DATASET RECORDS:

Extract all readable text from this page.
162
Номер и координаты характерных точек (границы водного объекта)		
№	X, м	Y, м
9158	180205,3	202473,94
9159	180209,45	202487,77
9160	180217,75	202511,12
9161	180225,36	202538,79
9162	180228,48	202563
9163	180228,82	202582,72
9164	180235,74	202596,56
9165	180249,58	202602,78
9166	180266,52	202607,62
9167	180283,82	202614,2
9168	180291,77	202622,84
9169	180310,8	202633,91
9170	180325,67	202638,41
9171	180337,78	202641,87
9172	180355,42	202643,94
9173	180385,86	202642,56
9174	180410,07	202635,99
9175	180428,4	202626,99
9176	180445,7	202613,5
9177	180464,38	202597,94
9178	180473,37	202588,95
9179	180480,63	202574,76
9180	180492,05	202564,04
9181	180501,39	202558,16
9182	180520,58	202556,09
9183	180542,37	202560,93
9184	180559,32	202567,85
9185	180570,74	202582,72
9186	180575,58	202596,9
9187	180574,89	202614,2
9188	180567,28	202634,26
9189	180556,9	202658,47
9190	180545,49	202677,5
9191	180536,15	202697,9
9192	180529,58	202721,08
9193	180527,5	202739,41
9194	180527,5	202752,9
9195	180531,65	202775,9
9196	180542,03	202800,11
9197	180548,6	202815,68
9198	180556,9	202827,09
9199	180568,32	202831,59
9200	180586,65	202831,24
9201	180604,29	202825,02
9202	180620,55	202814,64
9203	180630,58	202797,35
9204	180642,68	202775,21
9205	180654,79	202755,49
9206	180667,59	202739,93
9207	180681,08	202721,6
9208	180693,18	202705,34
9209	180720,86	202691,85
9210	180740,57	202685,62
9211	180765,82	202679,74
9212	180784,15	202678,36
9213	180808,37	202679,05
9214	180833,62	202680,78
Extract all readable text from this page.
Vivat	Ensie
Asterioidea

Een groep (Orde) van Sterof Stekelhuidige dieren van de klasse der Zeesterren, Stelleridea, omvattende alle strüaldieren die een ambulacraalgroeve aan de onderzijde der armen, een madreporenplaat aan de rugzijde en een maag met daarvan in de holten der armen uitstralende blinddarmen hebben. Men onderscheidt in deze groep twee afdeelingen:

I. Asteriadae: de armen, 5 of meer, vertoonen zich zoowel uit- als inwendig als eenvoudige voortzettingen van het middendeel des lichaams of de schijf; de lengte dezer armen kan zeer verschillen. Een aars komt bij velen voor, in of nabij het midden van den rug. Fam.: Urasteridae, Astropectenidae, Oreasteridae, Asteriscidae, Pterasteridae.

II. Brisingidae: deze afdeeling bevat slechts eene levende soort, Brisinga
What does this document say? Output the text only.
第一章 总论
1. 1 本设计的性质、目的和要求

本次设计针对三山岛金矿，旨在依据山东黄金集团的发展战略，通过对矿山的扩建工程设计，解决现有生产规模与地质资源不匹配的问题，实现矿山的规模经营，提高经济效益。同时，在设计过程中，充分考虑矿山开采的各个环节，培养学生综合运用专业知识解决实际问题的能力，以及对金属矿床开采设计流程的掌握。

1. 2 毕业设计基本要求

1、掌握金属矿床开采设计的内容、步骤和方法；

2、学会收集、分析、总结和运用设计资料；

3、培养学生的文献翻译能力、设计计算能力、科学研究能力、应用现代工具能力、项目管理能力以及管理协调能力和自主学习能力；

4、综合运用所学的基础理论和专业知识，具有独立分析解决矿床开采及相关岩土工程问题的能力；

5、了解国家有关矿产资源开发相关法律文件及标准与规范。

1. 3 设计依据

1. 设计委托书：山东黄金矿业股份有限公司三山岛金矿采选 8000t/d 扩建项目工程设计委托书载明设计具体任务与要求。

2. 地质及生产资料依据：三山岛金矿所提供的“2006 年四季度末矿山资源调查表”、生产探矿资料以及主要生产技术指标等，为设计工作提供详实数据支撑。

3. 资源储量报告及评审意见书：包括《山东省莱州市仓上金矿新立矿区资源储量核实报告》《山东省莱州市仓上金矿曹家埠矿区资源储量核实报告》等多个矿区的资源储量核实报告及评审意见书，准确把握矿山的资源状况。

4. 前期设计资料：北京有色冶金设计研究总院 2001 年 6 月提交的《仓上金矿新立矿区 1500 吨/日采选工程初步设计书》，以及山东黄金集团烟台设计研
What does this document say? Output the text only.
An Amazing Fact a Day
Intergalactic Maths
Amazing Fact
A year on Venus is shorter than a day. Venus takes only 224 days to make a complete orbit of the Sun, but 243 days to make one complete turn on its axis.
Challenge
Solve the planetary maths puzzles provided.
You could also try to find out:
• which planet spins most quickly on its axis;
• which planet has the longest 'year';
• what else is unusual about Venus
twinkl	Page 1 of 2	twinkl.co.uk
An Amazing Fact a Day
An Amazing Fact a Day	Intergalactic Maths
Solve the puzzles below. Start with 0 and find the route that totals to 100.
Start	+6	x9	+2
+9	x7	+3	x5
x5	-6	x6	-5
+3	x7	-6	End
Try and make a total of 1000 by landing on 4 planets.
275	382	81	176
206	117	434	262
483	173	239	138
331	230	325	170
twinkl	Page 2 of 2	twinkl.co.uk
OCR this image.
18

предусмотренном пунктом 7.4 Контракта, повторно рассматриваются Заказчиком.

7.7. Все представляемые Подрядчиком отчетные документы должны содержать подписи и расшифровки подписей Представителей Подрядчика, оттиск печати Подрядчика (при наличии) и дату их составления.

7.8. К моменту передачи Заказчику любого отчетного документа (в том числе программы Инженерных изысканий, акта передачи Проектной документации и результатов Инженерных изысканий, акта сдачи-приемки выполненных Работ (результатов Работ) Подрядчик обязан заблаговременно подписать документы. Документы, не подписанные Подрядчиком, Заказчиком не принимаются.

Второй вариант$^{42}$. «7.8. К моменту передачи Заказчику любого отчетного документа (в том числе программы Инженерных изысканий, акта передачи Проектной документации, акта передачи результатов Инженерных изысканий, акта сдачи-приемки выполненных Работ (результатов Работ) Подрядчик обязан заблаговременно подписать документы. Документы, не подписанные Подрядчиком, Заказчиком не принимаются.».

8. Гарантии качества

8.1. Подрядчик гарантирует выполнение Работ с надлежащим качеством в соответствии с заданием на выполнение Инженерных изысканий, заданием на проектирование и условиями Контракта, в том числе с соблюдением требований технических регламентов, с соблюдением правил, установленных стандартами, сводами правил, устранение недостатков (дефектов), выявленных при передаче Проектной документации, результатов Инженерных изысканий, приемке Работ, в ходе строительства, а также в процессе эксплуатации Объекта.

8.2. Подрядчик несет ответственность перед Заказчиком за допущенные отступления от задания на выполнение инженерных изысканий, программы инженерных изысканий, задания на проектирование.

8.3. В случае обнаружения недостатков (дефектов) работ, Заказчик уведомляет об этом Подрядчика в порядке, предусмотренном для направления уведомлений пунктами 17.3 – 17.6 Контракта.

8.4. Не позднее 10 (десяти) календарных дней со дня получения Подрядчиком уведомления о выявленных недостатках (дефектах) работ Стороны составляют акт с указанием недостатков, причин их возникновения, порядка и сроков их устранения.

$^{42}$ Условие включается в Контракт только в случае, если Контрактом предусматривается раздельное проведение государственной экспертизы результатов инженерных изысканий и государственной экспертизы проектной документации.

GOAL: Restate every entry word for word.

EXERCISE OUTPUT:
Extract all readable text from this page.
162
Номер и координаты характерных точек (границы водного объекта)		
№	X, м	Y, м
9158	180205,3	202473,94
9159	180209,45	202487,77
9160	180217,75	202511,12
9161	180225,36	202538,79
9162	180228,48	202563
9163	180228,82	202582,72
9164	180235,74	202596,56
9165	180249,58	202602,78
9166	180266,52	202607,62
9167	180283,82	202614,2
9168	180291,77	202622,84
9169	180310,8	202633,91
9170	180325,67	202638,41
9171	180337,78	202641,87
9172	180355,42	202643,94
9173	180385,86	202642,56
9174	180410,07	202635,99
9175	180428,4	202626,99
9176	180445,7	202613,5
9177	180464,38	202597,94
9178	180473,37	202588,95
9179	180480,63	202574,76
9180	180492,05	202564,04
9181	180501,39	202558,16
9182	180520,58	202556,09
9183	180542,37	202560,93
9184	180559,32	202567,85
9185	180570,74	202582,72
9186	180575,58	202596,9
9187	180574,89	202614,2
9188	180567,28	202634,26
9189	180556,9	202658,47
9190	180545,49	202677,5
9191	180536,15	202697,9
9192	180529,58	202721,08
9193	180527,5	202739,41
9194	180527,5	202752,9
9195	180531,65	202775,9
9196	180542,03	202800,11
9197	180548,6	202815,68
9198	180556,9	202827,09
9199	180568,32	202831,59
9200	180586,65	202831,24
9201	180604,29	202825,02
9202	180620,55	202814,64
9203	180630,58	202797,35
9204	180642,68	202775,21
9205	180654,79	202755,49
9206	180667,59	202739,93
9207	180681,08	202721,6
9208	180693,18	202705,34
9209	180720,86	202691,85
9210	180740,57	202685,62
9211	180765,82	202679,74
9212	180784,15	202678,36
9213	180808,37	202679,05
9214	180833,62	202680,78
Extract all readable text from this page.
Vivat	Ensie
Asterioidea

Een groep (Orde) van Sterof Stekelhuidige dieren van de klasse der Zeesterren, Stelleridea, omvattende alle strüaldieren die een ambulacraalgroeve aan de onderzijde der armen, een madreporenplaat aan de rugzijde en een maag met daarvan in de holten der armen uitstralende blinddarmen hebben. Men onderscheidt in deze groep twee afdeelingen:

I. Asteriadae: de armen, 5 of meer, vertoonen zich zoowel uit- als inwendig als eenvoudige voortzettingen van het middendeel des lichaams of de schijf; de lengte dezer armen kan zeer verschillen. Een aars komt bij velen voor, in of nabij het midden van den rug. Fam.: Urasteridae, Astropectenidae, Oreasteridae, Asteriscidae, Pterasteridae.

II. Brisingidae: deze afdeeling bevat slechts eene levende soort, Brisinga
What does this document say? Output the text only.
第一章 总论
1. 1 本设计的性质、目的和要求

本次设计针对三山岛金矿，旨在依据山东黄金集团的发展战略，通过对矿山的扩建工程设计，解决现有生产规模与地质资源不匹配的问题，实现矿山的规模经营，提高经济效益。同时，在设计过程中，充分考虑矿山开采的各个环节，培养学生综合运用专业知识解决实际问题的能力，以及对金属矿床开采设计流程的掌握。

1. 2 毕业设计基本要求

1、掌握金属矿床开采设计的内容、步骤和方法；

2、学会收集、分析、总结和运用设计资料；

3、培养学生的文献翻译能力、设计计算能力、科学研究能力、应用现代工具能力、项目管理能力以及管理协调能力和自主学习能力；

4、综合运用所学的基础理论和专业知识，具有独立分析解决矿床开采及相关岩土工程问题的能力；

5、了解国家有关矿产资源开发相关法律文件及标准与规范。

1. 3 设计依据

1. 设计委托书：山东黄金矿业股份有限公司三山岛金矿采选 8000t/d 扩建项目工程设计委托书载明设计具体任务与要求。

2. 地质及生产资料依据：三山岛金矿所提供的“2006 年四季度末矿山资源调查表”、生产探矿资料以及主要生产技术指标等，为设计工作提供详实数据支撑。

3. 资源储量报告及评审意见书：包括《山东省莱州市仓上金矿新立矿区资源储量核实报告》《山东省莱州市仓上金矿曹家埠矿区资源储量核实报告》等多个矿区的资源储量核实报告及评审意见书，准确把握矿山的资源状况。

4. 前期设计资料：北京有色冶金设计研究总院 2001 年 6 月提交的《仓上金矿新立矿区 1500 吨/日采选工程初步设计书》，以及山东黄金集团烟台设计研
What does this document say? Output the text only.
An Amazing Fact a Day
Intergalactic Maths
Amazing Fact
A year on Venus is shorter than a day. Venus takes only 224 days to make a complete orbit of the Sun, but 243 days to make one complete turn on its axis.
Challenge
Solve the planetary maths puzzles provided.
You could also try to find out:
• which planet spins most quickly on its axis;
• which planet has the longest 'year';
• what else is unusual about Venus
twinkl	Page 1 of 2	twinkl.co.uk
An Amazing Fact a Day
An Amazing Fact a Day	Intergalactic Maths
Solve the puzzles below. Start with 0 and find the route that totals to 100.
Start	+6	x9	+2
+9	x7	+3	x5
x5	-6	x6	-5
+3	x7	-6	End
Try and make a total of 1000 by landing on 4 planets.
275	382	81	176
206	117	434	262
483	173	239	138
331	230	325	170
twinkl	Page 2 of 2	twinkl.co.uk
OCR this image.
18

предусмотренном пунктом 7.4 Контракта, повторно рассматриваются Заказчиком.

7.7. Все представляемые Подрядчиком отчетные документы должны содержать подписи и расшифровки подписей Представителей Подрядчика, оттиск печати Подрядчика (при наличии) и дату их составления.

7.8. К моменту передачи Заказчику любого отчетного документа (в том числе программы Инженерных изысканий, акта передачи Проектной документации и результатов Инженерных изысканий, акта сдачи-приемки выполненных Работ (результатов Работ) Подрядчик обязан заблаговременно подписать документы. Документы, не подписанные Подрядчиком, Заказчиком не принимаются.

Второй вариант$^{42}$. «7.8. К моменту передачи Заказчику любого отчетного документа (в том числе программы Инженерных изысканий, акта передачи Проектной документации, акта передачи результатов Инженерных изысканий, акта сдачи-приемки выполненных Работ (результатов Работ) Подрядчик обязан заблаговременно подписать документы. Документы, не подписанные Подрядчиком, Заказчиком не принимаются.».

8. Гарантии качества

8.1. Подрядчик гарантирует выполнение Работ с надлежащим качеством в соответствии с заданием на выполнение Инженерных изысканий, заданием на проектирование и условиями Контракта, в том числе с соблюдением требований технических регламентов, с соблюдением правил, установленных стандартами, сводами правил, устранение недостатков (дефектов), выявленных при передаче Проектной документации, результатов Инженерных изысканий, приемке Работ, в ходе строительства, а также в процессе эксплуатации Объекта.

8.2. Подрядчик несет ответственность перед Заказчиком за допущенные отступления от задания на выполнение инженерных изысканий, программы инженерных изысканий, задания на проектирование.

8.3. В случае обнаружения недостатков (дефектов) работ, Заказчик уведомляет об этом Подрядчика в порядке, предусмотренном для направления уведомлений пунктами 17.3 – 17.6 Контракта.

8.4. Не позднее 10 (десяти) календарных дней со дня получения Подрядчиком уведомления о выявленных недостатках (дефектах) работ Стороны составляют акт с указанием недостатков, причин их возникновения, порядка и сроков их устранения.

$^{42}$ Условие включается в Контракт только в случае, если Контрактом предусматривается раздельное проведение государственной экспертизы результатов инженерных изысканий и государственной экспертизы проектной документации.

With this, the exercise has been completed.